### DATA PROVIDED

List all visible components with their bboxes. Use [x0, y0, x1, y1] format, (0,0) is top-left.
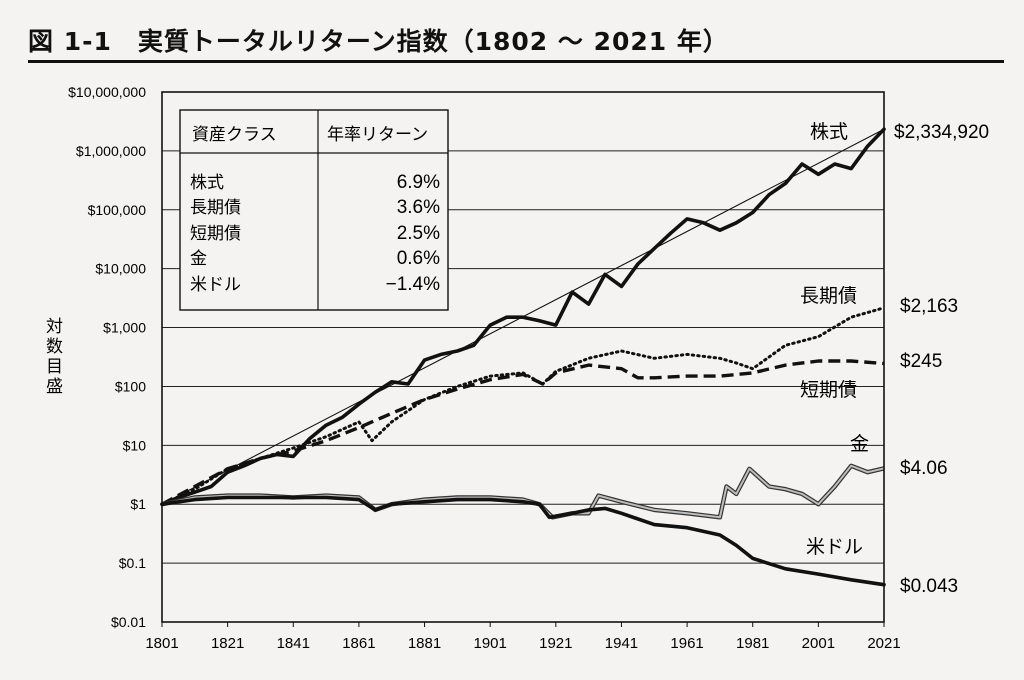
series-label-long-bonds: 長期債	[800, 285, 857, 307]
table-asset-0: 株式	[190, 173, 224, 193]
end-label-short-bills: $245	[900, 351, 942, 372]
table-frame	[179, 109, 449, 311]
table-return-3: 0.6%	[397, 248, 440, 269]
x-tick-label: 1841	[277, 635, 310, 652]
y-tick-label: $1,000	[103, 320, 146, 336]
title-rule	[28, 60, 1004, 63]
series-lines	[160, 127, 886, 587]
end-label-gold: $4.06	[900, 458, 948, 479]
x-tick-label: 1941	[605, 635, 638, 652]
plot-frame	[161, 91, 885, 623]
series-label-gold: 金	[850, 433, 869, 455]
series-label-short-bills: 短期債	[800, 379, 857, 401]
x-tick-label: 1981	[736, 635, 769, 652]
y-tick-label: $0.1	[119, 555, 146, 571]
series-line-short-bills	[161, 359, 885, 506]
end-label-usd: $0.043	[900, 576, 958, 597]
y-tick-label: $10,000	[95, 261, 146, 277]
x-tick-label: 1881	[408, 635, 441, 652]
table-return-0: 6.9%	[397, 172, 440, 193]
end-label-stocks: $2,334,920	[894, 122, 989, 143]
x-tick-label: 2021	[867, 635, 900, 652]
end-label-long-bonds: $2,163	[900, 296, 958, 317]
figure-title: 図 1-1 実質トータルリターン指数（1802 ～ 2021 年）	[28, 27, 729, 56]
y-tick-label: $10,000,000	[68, 84, 146, 100]
return-table: 資産クラス 年率リターン 株式 長期債 短期債 金 米ドル 6.9% 3.6% …	[179, 109, 449, 311]
tick-labels: $10,000,000 $1,000,000 $100,000 $10,000 $1,0…	[68, 84, 901, 652]
y-tick-label: $100,000	[88, 202, 147, 218]
series-line-gold	[161, 464, 885, 519]
y-tick-label: $1,000,000	[76, 143, 146, 159]
x-tick-label: 1861	[342, 635, 375, 652]
table-return-4: −1.4%	[386, 274, 441, 295]
series-line-long-bonds	[160, 306, 886, 506]
y-tick-label: $1	[130, 496, 146, 512]
x-tick-label: 2001	[802, 635, 835, 652]
table-header-asset: 資産クラス	[192, 125, 277, 145]
table-asset-4: 米ドル	[190, 275, 241, 295]
series-line-gold-outline	[161, 463, 885, 520]
y-axis-title: 対数目盛	[42, 317, 63, 397]
table-asset-1: 長期債	[190, 198, 241, 218]
series-label-usd: 米ドル	[806, 536, 863, 558]
x-tick-label: 1901	[473, 635, 506, 652]
series-line-usd	[160, 495, 886, 587]
table-return-2: 2.5%	[397, 223, 440, 244]
table-asset-3: 金	[190, 249, 207, 269]
x-tick-label: 1961	[670, 635, 703, 652]
y-tick-label: $10	[123, 437, 147, 453]
x-tick-label: 1821	[211, 635, 244, 652]
series-label-stocks: 株式	[810, 121, 848, 143]
y-tick-label: $100	[115, 378, 146, 394]
x-tick-label: 1801	[145, 635, 178, 652]
table-header-return: 年率リターン	[327, 125, 428, 145]
table-return-1: 3.6%	[397, 197, 440, 218]
y-tick-label: $0.01	[111, 614, 146, 630]
x-tick-label: 1921	[539, 635, 572, 652]
table-asset-2: 短期債	[190, 224, 241, 244]
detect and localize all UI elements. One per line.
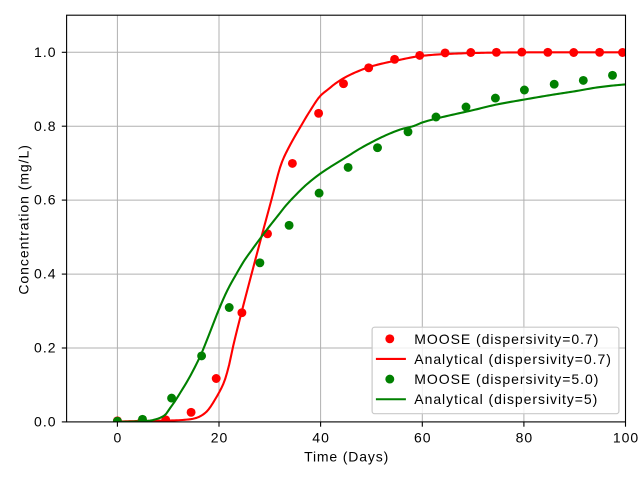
svg-text:40: 40 bbox=[312, 429, 330, 445]
svg-text:100: 100 bbox=[613, 429, 639, 445]
svg-text:0.2: 0.2 bbox=[34, 340, 56, 356]
svg-text:Analytical (dispersivity=0.7): Analytical (dispersivity=0.7) bbox=[414, 351, 612, 367]
svg-text:0.8: 0.8 bbox=[34, 118, 56, 134]
svg-text:0.6: 0.6 bbox=[34, 192, 56, 208]
svg-text:0.4: 0.4 bbox=[34, 266, 56, 282]
svg-text:0.0: 0.0 bbox=[34, 413, 56, 429]
svg-text:0: 0 bbox=[114, 429, 123, 445]
svg-text:80: 80 bbox=[516, 429, 534, 445]
svg-text:20: 20 bbox=[211, 429, 229, 445]
svg-text:1.0: 1.0 bbox=[34, 44, 56, 60]
svg-text:MOOSE (dispersivity=0.7): MOOSE (dispersivity=0.7) bbox=[414, 331, 599, 347]
svg-text:MOOSE (dispersivity=5.0): MOOSE (dispersivity=5.0) bbox=[414, 371, 599, 387]
svg-text:60: 60 bbox=[414, 429, 432, 445]
svg-text:Analytical (dispersivity=5): Analytical (dispersivity=5) bbox=[414, 391, 598, 407]
svg-text:Concentration (mg/L): Concentration (mg/L) bbox=[16, 144, 32, 295]
svg-text:Time (Days): Time (Days) bbox=[304, 449, 389, 465]
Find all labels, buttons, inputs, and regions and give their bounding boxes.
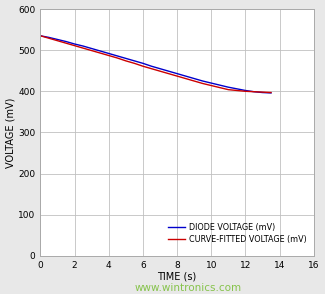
CURVE-FITTED VOLTAGE (mV) — [56, 39, 59, 42]
CURVE-FITTED VOLTAGE (mV) — [98, 51, 102, 55]
DIODE VOLTAGE (mV) — [47, 36, 51, 39]
CURVE-FITTED VOLTAGE (mV) — [261, 90, 265, 94]
DIODE VOLTAGE (mV) — [167, 69, 171, 73]
CURVE-FITTED VOLTAGE (mV) — [132, 61, 136, 65]
Y-axis label: VOLTAGE (mV): VOLTAGE (mV) — [6, 97, 16, 168]
CURVE-FITTED VOLTAGE (mV) — [218, 86, 222, 89]
CURVE-FITTED VOLTAGE (mV) — [150, 67, 153, 71]
DIODE VOLTAGE (mV) — [218, 83, 222, 87]
DIODE VOLTAGE (mV) — [252, 90, 256, 93]
DIODE VOLTAGE (mV) — [158, 67, 162, 71]
DIODE VOLTAGE (mV) — [124, 57, 128, 60]
CURVE-FITTED VOLTAGE (mV) — [167, 72, 171, 75]
CURVE-FITTED VOLTAGE (mV) — [184, 77, 188, 80]
Line: CURVE-FITTED VOLTAGE (mV): CURVE-FITTED VOLTAGE (mV) — [40, 36, 271, 93]
DIODE VOLTAGE (mV) — [226, 86, 230, 89]
DIODE VOLTAGE (mV) — [98, 49, 102, 53]
Line: DIODE VOLTAGE (mV): DIODE VOLTAGE (mV) — [40, 36, 271, 93]
CURVE-FITTED VOLTAGE (mV) — [252, 90, 256, 93]
DIODE VOLTAGE (mV) — [141, 61, 145, 65]
DIODE VOLTAGE (mV) — [235, 87, 239, 91]
DIODE VOLTAGE (mV) — [192, 77, 196, 80]
CURVE-FITTED VOLTAGE (mV) — [64, 41, 68, 45]
CURVE-FITTED VOLTAGE (mV) — [81, 46, 85, 50]
CURVE-FITTED VOLTAGE (mV) — [47, 36, 51, 40]
CURVE-FITTED VOLTAGE (mV) — [107, 54, 111, 57]
CURVE-FITTED VOLTAGE (mV) — [269, 91, 273, 94]
DIODE VOLTAGE (mV) — [175, 72, 179, 75]
CURVE-FITTED VOLTAGE (mV) — [90, 49, 94, 52]
CURVE-FITTED VOLTAGE (mV) — [235, 89, 239, 92]
CURVE-FITTED VOLTAGE (mV) — [209, 84, 213, 87]
DIODE VOLTAGE (mV) — [184, 74, 188, 78]
DIODE VOLTAGE (mV) — [73, 42, 77, 46]
DIODE VOLTAGE (mV) — [90, 47, 94, 50]
DIODE VOLTAGE (mV) — [201, 79, 205, 83]
Legend: DIODE VOLTAGE (mV), CURVE-FITTED VOLTAGE (mV): DIODE VOLTAGE (mV), CURVE-FITTED VOLTAGE… — [164, 220, 310, 247]
CURVE-FITTED VOLTAGE (mV) — [141, 64, 145, 68]
CURVE-FITTED VOLTAGE (mV) — [115, 56, 119, 60]
DIODE VOLTAGE (mV) — [64, 40, 68, 43]
DIODE VOLTAGE (mV) — [81, 44, 85, 48]
DIODE VOLTAGE (mV) — [209, 81, 213, 85]
CURVE-FITTED VOLTAGE (mV) — [158, 69, 162, 73]
DIODE VOLTAGE (mV) — [269, 91, 273, 95]
DIODE VOLTAGE (mV) — [107, 52, 111, 55]
CURVE-FITTED VOLTAGE (mV) — [124, 59, 128, 63]
CURVE-FITTED VOLTAGE (mV) — [175, 74, 179, 78]
CURVE-FITTED VOLTAGE (mV) — [38, 34, 42, 38]
DIODE VOLTAGE (mV) — [132, 59, 136, 63]
DIODE VOLTAGE (mV) — [115, 54, 119, 58]
Text: www.wintronics.com: www.wintronics.com — [135, 283, 242, 293]
CURVE-FITTED VOLTAGE (mV) — [201, 82, 205, 85]
DIODE VOLTAGE (mV) — [56, 38, 59, 41]
CURVE-FITTED VOLTAGE (mV) — [226, 88, 230, 91]
DIODE VOLTAGE (mV) — [150, 64, 153, 68]
CURVE-FITTED VOLTAGE (mV) — [73, 44, 77, 47]
X-axis label: TIME (s): TIME (s) — [157, 271, 197, 281]
DIODE VOLTAGE (mV) — [38, 34, 42, 38]
CURVE-FITTED VOLTAGE (mV) — [192, 79, 196, 83]
CURVE-FITTED VOLTAGE (mV) — [243, 90, 247, 93]
DIODE VOLTAGE (mV) — [261, 91, 265, 94]
DIODE VOLTAGE (mV) — [243, 89, 247, 92]
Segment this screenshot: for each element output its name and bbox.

######

GIVEN INSTRUCTION
Copy the part of the data above that opens with the line containing "285, 857, 307]" and closes with the line containing "576, 958, 597]", including both of those lines.

TASK SOLUTION
series-label-long-bonds: 長期債	[800, 285, 857, 307]
table-asset-0: 株式	[190, 173, 224, 193]
end-label-short-bills: $245	[900, 351, 942, 372]
table-frame	[179, 109, 449, 311]
table-return-3: 0.6%	[397, 248, 440, 269]
x-tick-label: 1841	[277, 635, 310, 652]
y-tick-label: $1,000	[103, 320, 146, 336]
title-rule	[28, 60, 1004, 63]
series-lines	[160, 127, 886, 587]
end-label-gold: $4.06	[900, 458, 948, 479]
x-tick-label: 1941	[605, 635, 638, 652]
plot-frame	[161, 91, 885, 623]
series-label-gold: 金	[850, 433, 869, 455]
series-label-short-bills: 短期債	[800, 379, 857, 401]
x-tick-label: 1981	[736, 635, 769, 652]
y-tick-label: $0.1	[119, 555, 146, 571]
series-line-short-bills	[161, 359, 885, 506]
end-label-usd: $0.043	[900, 576, 958, 597]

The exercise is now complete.